▸ **Excerpt provided**
· · · · ·
Thursday, June 13, 2024

Court hands school choice a setback as locals tout benefits

Daily Inter Lake | September 13, 2023 2:00 AM

Two Flathead Valley women recently appointed to a new state commission that will authorize and oversee charter schools in Montana are optimistic that the “choice school” model will ultimately prove to be a valuable addition to the state’s public education system, even as the concept faces some initial legal hurdles and fierce criticism.

Gov. Greg Gianforte last month named Whitefish resident Cathy Kincheloe to the Community Choice School Commission, while former Republican state legislator and retired teacher Dee Brown was appointed by Sen. Jason Ellsworth, R-Hamilton.

Both women see the option of charter schools as a potential benefit to students who might not fit into the traditional public school setting or those who would thrive with a more defined curriculum.

“I’ve always been a choice school supporter,” said Brown, a Hungry Horse resident who taught in the Columbia Falls School District for 26 years and served in the Legislature from 2001-2019. “I think there is a small population that cannot be reached in a regular public school. [Each student’s] individual differences need to be addressed.”

Charter schools are publicly funded but independently operated, and cannot charge tuition or be religiously affiliated. They could range from a bilingual school to a trades or arts-focused program or a school that emphasizes science and technology. There are more than 7,000 charter schools nationwide, according to the National Charter School Resource Center.

Gianforte signed House Bill 562 into law earlier this year, allowing for the establishment of “community choice schools” that are to be governed by a state-appointed commission and overseen by a local board elected by staff and parents of the school. Under the bill, the schools would be exempt from many of the regulatory requirements the state currently uses in public schools.

A pending lawsuit is challenging the bill’s constitutionality, with public school associations and some teachers and parents questioning the law’s use of public funds for charter schools, as well as the lack of accountability and representation with the choice school model.

Last week Lewis and Clark County District Court Judge Chris Abbott issued a setback for the choice school commission with a preliminary injunction that partially stops implementation of the law.
· · · · ·
▸ **Task details**
Can you continue the news article above on Montana's new charter school commission from where it stops?
· · · · ·
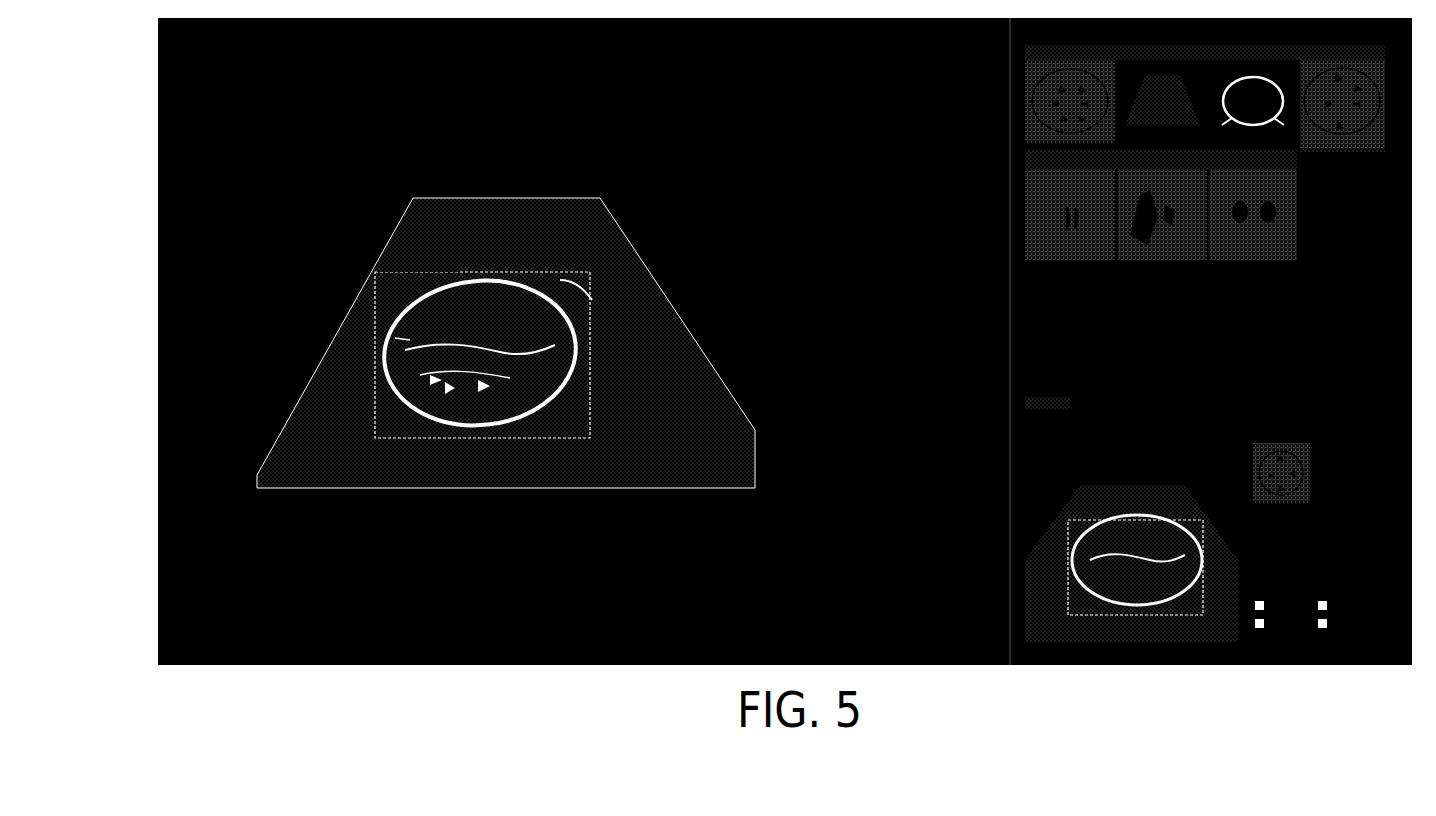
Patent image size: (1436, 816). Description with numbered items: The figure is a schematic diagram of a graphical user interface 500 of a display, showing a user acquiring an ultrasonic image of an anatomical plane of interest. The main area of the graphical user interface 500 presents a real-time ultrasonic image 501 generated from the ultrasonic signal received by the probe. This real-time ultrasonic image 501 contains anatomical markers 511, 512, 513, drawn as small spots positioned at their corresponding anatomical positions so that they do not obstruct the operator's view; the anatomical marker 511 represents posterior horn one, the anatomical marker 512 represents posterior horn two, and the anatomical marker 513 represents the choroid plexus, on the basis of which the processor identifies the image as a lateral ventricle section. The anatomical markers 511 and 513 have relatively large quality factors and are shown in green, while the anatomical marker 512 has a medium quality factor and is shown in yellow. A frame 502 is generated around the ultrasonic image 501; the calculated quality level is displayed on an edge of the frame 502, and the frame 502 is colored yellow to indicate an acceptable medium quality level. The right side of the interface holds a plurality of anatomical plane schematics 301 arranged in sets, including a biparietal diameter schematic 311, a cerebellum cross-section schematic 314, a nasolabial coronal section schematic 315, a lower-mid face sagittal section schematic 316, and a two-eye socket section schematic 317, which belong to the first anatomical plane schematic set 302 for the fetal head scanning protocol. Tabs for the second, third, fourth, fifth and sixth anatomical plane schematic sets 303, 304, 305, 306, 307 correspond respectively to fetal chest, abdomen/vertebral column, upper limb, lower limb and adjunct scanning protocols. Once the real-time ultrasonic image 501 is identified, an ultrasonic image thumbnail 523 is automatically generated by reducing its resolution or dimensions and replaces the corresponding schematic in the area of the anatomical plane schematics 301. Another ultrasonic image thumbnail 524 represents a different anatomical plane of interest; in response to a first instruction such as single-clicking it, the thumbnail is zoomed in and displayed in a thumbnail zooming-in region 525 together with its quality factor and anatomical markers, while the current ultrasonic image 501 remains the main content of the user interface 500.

The graphical user interface 500 is at (306, 74).
The real-time ultrasonic image 501 is at (428, 186).
The frame 502 is at (593, 302).
The anatomical marker 511 is at (372, 357).
The anatomical marker 512 is at (375, 431).
The anatomical marker 513 is at (484, 385).
The anatomical plane schematics 301 is at (944, 98).
The biparietal diameter schematic 311 is at (1022, 117).
The cerebellum cross-section schematic 314 is at (1340, 152).
The nasolabial coronal section schematic 315 is at (1052, 266).
The lower-mid face sagittal section schematic 316 is at (1162, 266).
The two-eye socket section schematic 317 is at (1250, 266).
The first anatomical plane schematic set 302 is at (1023, 402).
The second anatomical plane schematic set 303 is at (1092, 412).
The third anatomical plane schematic set 304 is at (1153, 415).
The fourth anatomical plane schematic set 305 is at (1208, 412).
The fifth anatomical plane schematic set 306 is at (1265, 393).
The sixth anatomical plane schematic set 307 is at (1335, 402).
The ultrasonic image thumbnail 523 is at (1170, 55).
The ultrasonic image thumbnail 524 is at (1283, 55).
The thumbnail zooming-in region 525 is at (1010, 525).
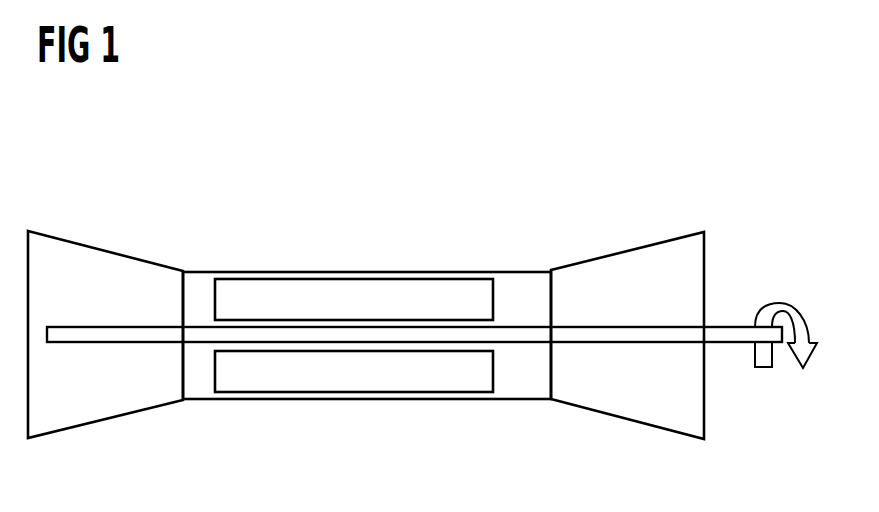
· · · · ·
▸ **Response**
In Abbott’s opinion he wrote that the plaintiffs were likely to prove the state may not take oversight authority of choice schools “from the bodies constitutionally charged with supervising the public school system — the Board of Public Education and locally elected school boards — and give it instead to a body of the Legislature’s own creation.”

“Likewise, if elections are to be held for the bodies governing choice schools, plaintiffs have shown that the Constitution likely requires that those elections be shared with all the qualified electors, not the narrow subset given the franchise by HB 562.”

While the preliminary injunction is in effect, the commission is allowed to meet but it cannot approve or deny applications for choice schools.

ASSUMING THE law can pass legal muster, Kincheloe said the commission’s top job will be to ensure all proposed charter schools are up to standards and a good fit for the community.

She’s seen first-hand what is required for a charter school to thrive.

Kincheloe is currently employed as a Realtor, but previously spent 20 years in the public charter school realm. She started as a teacher and grew into a curriculum director role at a Duluth, Minnesota charter school.

“It was an amazing experience,” Kincheloe said. “They invested in us teachers and I fell in love with it. We had a great successful model.”

From there, she moved into a charter management position and helped start other charter schools using the same model. In all, she’s contributed to opening nine new charter schools.

Given her experience, she jumped at the opportunity to apply for Montana’s choice school commission following its creation.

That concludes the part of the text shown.